Start of Given records
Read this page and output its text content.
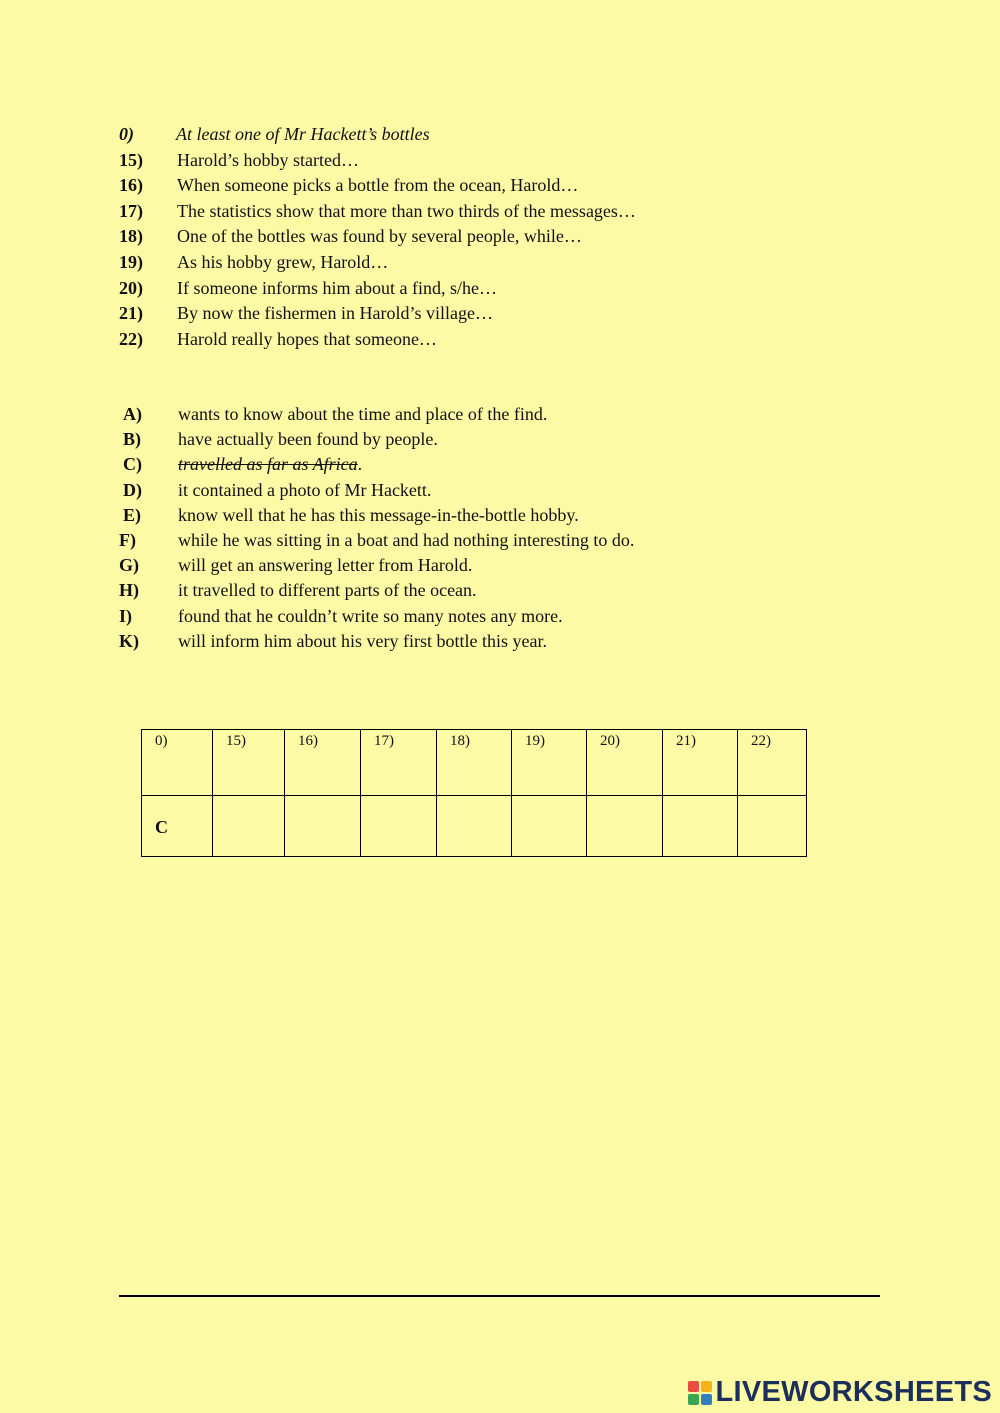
0) At least one of Mr Hackett’s bottles
15) Harold’s hobby started…
16) When someone picks a bottle from the ocean, Harold…
17) The statistics show that more than two thirds of the messages…
18) One of the bottles was found by several people, while…
19) As his hobby grew, Harold…
20) If someone informs him about a find, s/he…
21) By now the fishermen in Harold’s village…
22) Harold really hopes that someone…
A) wants to know about the time and place of the find.
B) have actually been found by people.
C) travelled as far as Africa.
D) it contained a photo of Mr Hackett.
E) know well that he has this message-in-the-bottle hobby.
F) while he was sitting in a boat and had nothing interesting to do.
G) will get an answering letter from Harold.
H) it travelled to different parts of the ocean.
I)	found that he couldn’t write so many notes any more.
K) will inform him about his very first bottle this year.
0)	15)	16)	17)	18)	19)	20)	21)	22)
C								
LIVEWORKSHEETS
End of Given records
- Exercise description
Copy every record above exactly, leaving out the pictures.

- Output
Read this page and output its text content.
0) At least one of Mr Hackett’s bottles
15) Harold’s hobby started…
16) When someone picks a bottle from the ocean, Harold…
17) The statistics show that more than two thirds of the messages…
18) One of the bottles was found by several people, while…
19) As his hobby grew, Harold…
20) If someone informs him about a find, s/he…
21) By now the fishermen in Harold’s village…
22) Harold really hopes that someone…
A) wants to know about the time and place of the find.
B) have actually been found by people.
C) travelled as far as Africa.
D) it contained a photo of Mr Hackett.
E) know well that he has this message-in-the-bottle hobby.
F) while he was sitting in a boat and had nothing interesting to do.
G) will get an answering letter from Harold.
H) it travelled to different parts of the ocean.
I)	found that he couldn’t write so many notes any more.
K) will inform him about his very first bottle this year.
0)	15)	16)	17)	18)	19)	20)	21)	22)
C								
LIVEWORKSHEETS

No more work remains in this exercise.